Source data
· · ·
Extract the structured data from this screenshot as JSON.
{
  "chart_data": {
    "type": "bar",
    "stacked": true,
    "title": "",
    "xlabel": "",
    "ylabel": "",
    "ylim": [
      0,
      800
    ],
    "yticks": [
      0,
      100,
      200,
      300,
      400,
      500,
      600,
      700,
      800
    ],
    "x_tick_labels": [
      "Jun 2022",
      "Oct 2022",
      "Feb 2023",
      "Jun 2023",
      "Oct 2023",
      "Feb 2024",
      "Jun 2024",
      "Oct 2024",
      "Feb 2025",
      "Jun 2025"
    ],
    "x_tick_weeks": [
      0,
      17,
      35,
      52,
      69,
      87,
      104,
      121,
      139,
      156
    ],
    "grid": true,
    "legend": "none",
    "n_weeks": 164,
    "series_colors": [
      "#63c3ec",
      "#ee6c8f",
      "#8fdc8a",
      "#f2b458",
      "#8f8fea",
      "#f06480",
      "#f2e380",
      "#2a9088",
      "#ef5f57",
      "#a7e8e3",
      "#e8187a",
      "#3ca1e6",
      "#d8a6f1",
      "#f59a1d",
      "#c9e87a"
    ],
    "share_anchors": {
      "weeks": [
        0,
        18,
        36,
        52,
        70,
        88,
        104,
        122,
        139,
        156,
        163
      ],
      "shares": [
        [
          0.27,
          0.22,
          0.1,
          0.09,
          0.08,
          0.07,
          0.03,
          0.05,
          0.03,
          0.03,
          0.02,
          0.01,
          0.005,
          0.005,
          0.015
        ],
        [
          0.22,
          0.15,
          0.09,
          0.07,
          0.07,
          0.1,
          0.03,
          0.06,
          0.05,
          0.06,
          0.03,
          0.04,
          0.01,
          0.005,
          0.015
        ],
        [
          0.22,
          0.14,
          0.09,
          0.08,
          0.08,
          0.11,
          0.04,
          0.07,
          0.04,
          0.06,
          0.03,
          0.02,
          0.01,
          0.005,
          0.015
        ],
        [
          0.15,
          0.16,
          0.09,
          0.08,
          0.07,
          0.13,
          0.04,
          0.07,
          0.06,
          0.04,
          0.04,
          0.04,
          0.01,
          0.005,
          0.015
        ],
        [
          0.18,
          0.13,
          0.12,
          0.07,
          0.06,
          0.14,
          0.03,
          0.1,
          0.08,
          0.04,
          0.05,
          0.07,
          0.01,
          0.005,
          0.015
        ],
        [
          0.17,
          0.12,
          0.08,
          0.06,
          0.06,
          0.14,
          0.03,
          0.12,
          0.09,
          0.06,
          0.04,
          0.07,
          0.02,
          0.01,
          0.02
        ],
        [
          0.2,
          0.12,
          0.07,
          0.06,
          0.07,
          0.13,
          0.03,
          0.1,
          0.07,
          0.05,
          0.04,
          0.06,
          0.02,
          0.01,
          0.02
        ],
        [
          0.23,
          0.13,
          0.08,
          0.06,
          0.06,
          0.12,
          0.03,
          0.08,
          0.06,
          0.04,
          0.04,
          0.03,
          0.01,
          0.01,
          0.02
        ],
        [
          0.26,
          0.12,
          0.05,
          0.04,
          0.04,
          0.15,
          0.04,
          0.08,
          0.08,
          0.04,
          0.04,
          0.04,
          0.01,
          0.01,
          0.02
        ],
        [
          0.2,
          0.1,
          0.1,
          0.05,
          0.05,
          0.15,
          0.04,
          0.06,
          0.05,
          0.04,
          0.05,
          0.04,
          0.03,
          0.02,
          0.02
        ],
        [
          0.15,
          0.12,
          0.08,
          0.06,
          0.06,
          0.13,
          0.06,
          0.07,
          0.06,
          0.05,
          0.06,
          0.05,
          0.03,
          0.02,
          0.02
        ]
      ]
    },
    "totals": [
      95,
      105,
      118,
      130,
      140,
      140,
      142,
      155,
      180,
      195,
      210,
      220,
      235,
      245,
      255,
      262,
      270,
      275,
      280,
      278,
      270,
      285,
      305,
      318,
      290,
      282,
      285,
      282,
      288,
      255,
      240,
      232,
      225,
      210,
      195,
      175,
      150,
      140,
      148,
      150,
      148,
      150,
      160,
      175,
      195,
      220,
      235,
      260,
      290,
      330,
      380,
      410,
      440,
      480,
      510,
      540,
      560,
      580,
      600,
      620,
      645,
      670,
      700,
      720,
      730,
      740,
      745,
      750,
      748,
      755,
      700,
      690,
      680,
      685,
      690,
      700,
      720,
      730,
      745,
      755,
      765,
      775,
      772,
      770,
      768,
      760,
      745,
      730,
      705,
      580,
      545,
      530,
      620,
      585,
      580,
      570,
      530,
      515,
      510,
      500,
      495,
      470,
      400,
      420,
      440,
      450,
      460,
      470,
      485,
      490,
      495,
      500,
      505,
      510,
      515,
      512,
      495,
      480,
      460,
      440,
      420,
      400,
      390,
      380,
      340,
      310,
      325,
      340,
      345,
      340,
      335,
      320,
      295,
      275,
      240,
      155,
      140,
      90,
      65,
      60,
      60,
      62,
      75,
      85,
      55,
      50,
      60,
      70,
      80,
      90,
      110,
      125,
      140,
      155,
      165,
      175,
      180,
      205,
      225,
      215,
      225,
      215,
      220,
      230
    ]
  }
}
· · ·
§ **WHAT IS EXPECTED**
Please reproduce each record precisely as written.

§ **FINAL ANSWER**
Extract the structured data from this screenshot as JSON.
{
  "chart_data": {
    "type": "bar",
    "stacked": true,
    "title": "",
    "xlabel": "",
    "ylabel": "",
    "ylim": [
      0,
      800
    ],
    "yticks": [
      0,
      100,
      200,
      300,
      400,
      500,
      600,
      700,
      800
    ],
    "x_tick_labels": [
      "Jun 2022",
      "Oct 2022",
      "Feb 2023",
      "Jun 2023",
      "Oct 2023",
      "Feb 2024",
      "Jun 2024",
      "Oct 2024",
      "Feb 2025",
      "Jun 2025"
    ],
    "x_tick_weeks": [
      0,
      17,
      35,
      52,
      69,
      87,
      104,
      121,
      139,
      156
    ],
    "grid": true,
    "legend": "none",
    "n_weeks": 164,
    "series_colors": [
      "#63c3ec",
      "#ee6c8f",
      "#8fdc8a",
      "#f2b458",
      "#8f8fea",
      "#f06480",
      "#f2e380",
      "#2a9088",
      "#ef5f57",
      "#a7e8e3",
      "#e8187a",
      "#3ca1e6",
      "#d8a6f1",
      "#f59a1d",
      "#c9e87a"
    ],
    "share_anchors": {
      "weeks": [
        0,
        18,
        36,
        52,
        70,
        88,
        104,
        122,
        139,
        156,
        163
      ],
      "shares": [
        [
          0.27,
          0.22,
          0.1,
          0.09,
          0.08,
          0.07,
          0.03,
          0.05,
          0.03,
          0.03,
          0.02,
          0.01,
          0.005,
          0.005,
          0.015
        ],
        [
          0.22,
          0.15,
          0.09,
          0.07,
          0.07,
          0.1,
          0.03,
          0.06,
          0.05,
          0.06,
          0.03,
          0.04,
          0.01,
          0.005,
          0.015
        ],
        [
          0.22,
          0.14,
          0.09,
          0.08,
          0.08,
          0.11,
          0.04,
          0.07,
          0.04,
          0.06,
          0.03,
          0.02,
          0.01,
          0.005,
          0.015
        ],
        [
          0.15,
          0.16,
          0.09,
          0.08,
          0.07,
          0.13,
          0.04,
          0.07,
          0.06,
          0.04,
          0.04,
          0.04,
          0.01,
          0.005,
          0.015
        ],
        [
          0.18,
          0.13,
          0.12,
          0.07,
          0.06,
          0.14,
          0.03,
          0.1,
          0.08,
          0.04,
          0.05,
          0.07,
          0.01,
          0.005,
          0.015
        ],
        [
          0.17,
          0.12,
          0.08,
          0.06,
          0.06,
          0.14,
          0.03,
          0.12,
          0.09,
          0.06,
          0.04,
          0.07,
          0.02,
          0.01,
          0.02
        ],
        [
          0.2,
          0.12,
          0.07,
          0.06,
          0.07,
          0.13,
          0.03,
          0.1,
          0.07,
          0.05,
          0.04,
          0.06,
          0.02,
          0.01,
          0.02
        ],
        [
          0.23,
          0.13,
          0.08,
          0.06,
          0.06,
          0.12,
          0.03,
          0.08,
          0.06,
          0.04,
          0.04,
          0.03,
          0.01,
          0.01,
          0.02
        ],
        [
          0.26,
          0.12,
          0.05,
          0.04,
          0.04,
          0.15,
          0.04,
          0.08,
          0.08,
          0.04,
          0.04,
          0.04,
          0.01,
          0.01,
          0.02
        ],
        [
          0.2,
          0.1,
          0.1,
          0.05,
          0.05,
          0.15,
          0.04,
          0.06,
          0.05,
          0.04,
          0.05,
          0.04,
          0.03,
          0.02,
          0.02
        ],
        [
          0.15,
          0.12,
          0.08,
          0.06,
          0.06,
          0.13,
          0.06,
          0.07,
          0.06,
          0.05,
          0.06,
          0.05,
          0.03,
          0.02,
          0.02
        ]
      ]
    },
    "totals": [
      95,
      105,
      118,
      130,
      140,
      140,
      142,
      155,
      180,
      195,
      210,
      220,
      235,
      245,
      255,
      262,
      270,
      275,
      280,
      278,
      270,
      285,
      305,
      318,
      290,
      282,
      285,
      282,
      288,
      255,
      240,
      232,
      225,
      210,
      195,
      175,
      150,
      140,
      148,
      150,
      148,
      150,
      160,
      175,
      195,
      220,
      235,
      260,
      290,
      330,
      380,
      410,
      440,
      480,
      510,
      540,
      560,
      580,
      600,
      620,
      645,
      670,
      700,
      720,
      730,
      740,
      745,
      750,
      748,
      755,
      700,
      690,
      680,
      685,
      690,
      700,
      720,
      730,
      745,
      755,
      765,
      775,
      772,
      770,
      768,
      760,
      745,
      730,
      705,
      580,
      545,
      530,
      620,
      585,
      580,
      570,
      530,
      515,
      510,
      500,
      495,
      470,
      400,
      420,
      440,
      450,
      460,
      470,
      485,
      490,
      495,
      500,
      505,
      510,
      515,
      512,
      495,
      480,
      460,
      440,
      420,
      400,
      390,
      380,
      340,
      310,
      325,
      340,
      345,
      340,
      335,
      320,
      295,
      275,
      240,
      155,
      140,
      90,
      65,
      60,
      60,
      62,
      75,
      85,
      55,
      50,
      60,
      70,
      80,
      90,
      110,
      125,
      140,
      155,
      165,
      175,
      180,
      205,
      225,
      215,
      225,
      215,
      220,
      230
    ]
  }
}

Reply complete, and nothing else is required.